Data shown:

= = =

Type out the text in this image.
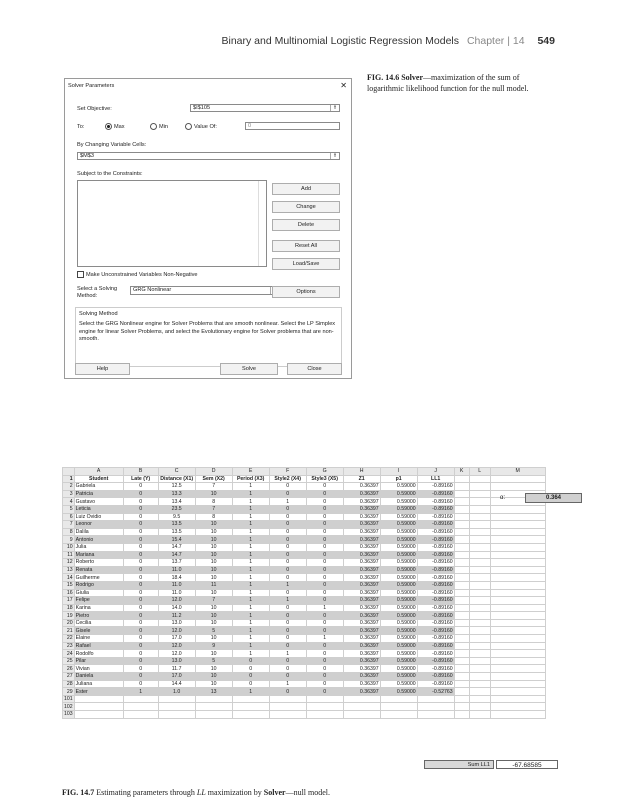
Binary and Multinomial Logistic Regression Models Chapter | 14 549
FIG. 14.6 Solver—maximization of the sum of logarithmic likelihood function for the null model.
Solver Parameters	✕
Set Objective:	$I$105	⇑
To:	Max	Min	Value Of:	0
By Changing Variable Cells:
$M$3	⇑
Subject to the Constraints:
Add
Change
Delete
Reset All
Load/Save
Make Unconstrained Variables Non-Negative
Select a Solving Method:
GRG Nonlinear	Options
Solving Method
Select the GRG Nonlinear engine for Solver Problems that are smooth nonlinear. Select the LP Simplex engine for linear Solver Problems, and select the Evolutionary engine for Solver problems that are non-smooth.
Help	Solve	Close
	A	B	C	D	E	F	G	H	I	J	K	L	M
1	Student	Late (Y)	Distance (X1)	Sem (X2)	Period (X3)	Style2 (X4)	Style3 (X5)	Z1	p1	LL1			
2	Gabriela	0	12.5	7	1	0	0	0.36397	0.59000	-0.89160			
3	Patricia	0	13.3	10	1	0	0	0.36397	0.59000	-0.89160			
4	Gustavo	0	13.4	8	1	1	0	0.36397	0.59000	-0.89160			
5	Leticia	0	23.5	7	1	0	0	0.36397	0.59000	-0.89160			
6	Luiz Ovidio	0	9.5	8	1	0	0	0.36397	0.59000	-0.89160			
7	Leonor	0	13.5	10	1	0	0	0.36397	0.59000	-0.89160			
8	Dalila	0	13.5	10	1	0	0	0.36397	0.59000	-0.89160			
9	Antonio	0	15.4	10	1	0	0	0.36397	0.59000	-0.89160			
10	Julia	0	14.7	10	1	0	0	0.36397	0.59000	-0.89160			
11	Mariana	0	14.7	10	1	0	0	0.36397	0.59000	-0.89160			
12	Roberto	0	13.7	10	1	0	0	0.36397	0.59000	-0.89160			
13	Renata	0	11.0	10	1	0	0	0.36397	0.59000	-0.89160			
14	Guilherme	0	18.4	10	1	0	0	0.36397	0.59000	-0.89160			
15	Rodrigo	0	11.0	11	1	1	0	0.36397	0.59000	-0.89160			
16	Giulia	0	11.0	10	1	0	0	0.36397	0.59000	-0.89160			
17	Felipe	0	12.0	7	1	1	0	0.36397	0.59000	-0.89160			
18	Karina	0	14.0	10	1	0	1	0.36397	0.59000	-0.89160			
19	Pietro	0	11.2	10	1	0	0	0.36397	0.59000	-0.89160			
20	Cecilia	0	13.0	10	1	0	0	0.36397	0.59000	-0.89160			
21	Gisele	0	12.0	5	1	0	0	0.36397	0.59000	-0.89160			
22	Elaine	0	17.0	10	1	0	1	0.36397	0.59000	-0.89160			
23	Rafael	0	12.0	9	1	0	0	0.36397	0.59000	-0.89160			
24	Rodolfo	0	12.0	10	1	1	0	0.36397	0.59000	-0.89160			
25	Pilar	0	13.0	5	0	0	0	0.36397	0.59000	-0.89160			
26	Vivian	0	11.7	10	0	0	0	0.36397	0.59000	-0.89160			
27	Daniela	0	17.0	10	0	0	0	0.36397	0.59000	-0.89160			
28	Juliana	0	14.4	10	0	1	0	0.36397	0.59000	-0.89160			
29	Ester	1	1.0	13	1	0	0	0.36397	0.59000	-0.52763			
101													
102													
103													
α:	0.364
Sum LL1	-67.68585
FIG. 14.7 Estimating parameters through LL maximization by Solver—null model.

= = =

Directions for this task:
Whatever pictures the entries contain, omit them, and write the rest out exactly.

Problem solution:
Type out the text in this image.
Binary and Multinomial Logistic Regression Models Chapter | 14 549
FIG. 14.6 Solver—maximization of the sum of logarithmic likelihood function for the null model.
Solver Parameters	✕
Set Objective:	$I$105	⇑
To:	Max	Min	Value Of:	0
By Changing Variable Cells:
$M$3	⇑
Subject to the Constraints:
Add
Change
Delete
Reset All
Load/Save
Make Unconstrained Variables Non-Negative
Select a Solving Method:
GRG Nonlinear	Options
Solving Method
Select the GRG Nonlinear engine for Solver Problems that are smooth nonlinear. Select the LP Simplex engine for linear Solver Problems, and select the Evolutionary engine for Solver problems that are non-smooth.
Help	Solve	Close
	A	B	C	D	E	F	G	H	I	J	K	L	M
1	Student	Late (Y)	Distance (X1)	Sem (X2)	Period (X3)	Style2 (X4)	Style3 (X5)	Z1	p1	LL1			
2	Gabriela	0	12.5	7	1	0	0	0.36397	0.59000	-0.89160			
3	Patricia	0	13.3	10	1	0	0	0.36397	0.59000	-0.89160			
4	Gustavo	0	13.4	8	1	1	0	0.36397	0.59000	-0.89160			
5	Leticia	0	23.5	7	1	0	0	0.36397	0.59000	-0.89160			
6	Luiz Ovidio	0	9.5	8	1	0	0	0.36397	0.59000	-0.89160			
7	Leonor	0	13.5	10	1	0	0	0.36397	0.59000	-0.89160			
8	Dalila	0	13.5	10	1	0	0	0.36397	0.59000	-0.89160			
9	Antonio	0	15.4	10	1	0	0	0.36397	0.59000	-0.89160			
10	Julia	0	14.7	10	1	0	0	0.36397	0.59000	-0.89160			
11	Mariana	0	14.7	10	1	0	0	0.36397	0.59000	-0.89160			
12	Roberto	0	13.7	10	1	0	0	0.36397	0.59000	-0.89160			
13	Renata	0	11.0	10	1	0	0	0.36397	0.59000	-0.89160			
14	Guilherme	0	18.4	10	1	0	0	0.36397	0.59000	-0.89160			
15	Rodrigo	0	11.0	11	1	1	0	0.36397	0.59000	-0.89160			
16	Giulia	0	11.0	10	1	0	0	0.36397	0.59000	-0.89160			
17	Felipe	0	12.0	7	1	1	0	0.36397	0.59000	-0.89160			
18	Karina	0	14.0	10	1	0	1	0.36397	0.59000	-0.89160			
19	Pietro	0	11.2	10	1	0	0	0.36397	0.59000	-0.89160			
20	Cecilia	0	13.0	10	1	0	0	0.36397	0.59000	-0.89160			
21	Gisele	0	12.0	5	1	0	0	0.36397	0.59000	-0.89160			
22	Elaine	0	17.0	10	1	0	1	0.36397	0.59000	-0.89160			
23	Rafael	0	12.0	9	1	0	0	0.36397	0.59000	-0.89160			
24	Rodolfo	0	12.0	10	1	1	0	0.36397	0.59000	-0.89160			
25	Pilar	0	13.0	5	0	0	0	0.36397	0.59000	-0.89160			
26	Vivian	0	11.7	10	0	0	0	0.36397	0.59000	-0.89160			
27	Daniela	0	17.0	10	0	0	0	0.36397	0.59000	-0.89160			
28	Juliana	0	14.4	10	0	1	0	0.36397	0.59000	-0.89160			
29	Ester	1	1.0	13	1	0	0	0.36397	0.59000	-0.52763			
101													
102													
103													
α:	0.364
Sum LL1	-67.68585
FIG. 14.7 Estimating parameters through LL maximization by Solver—null model.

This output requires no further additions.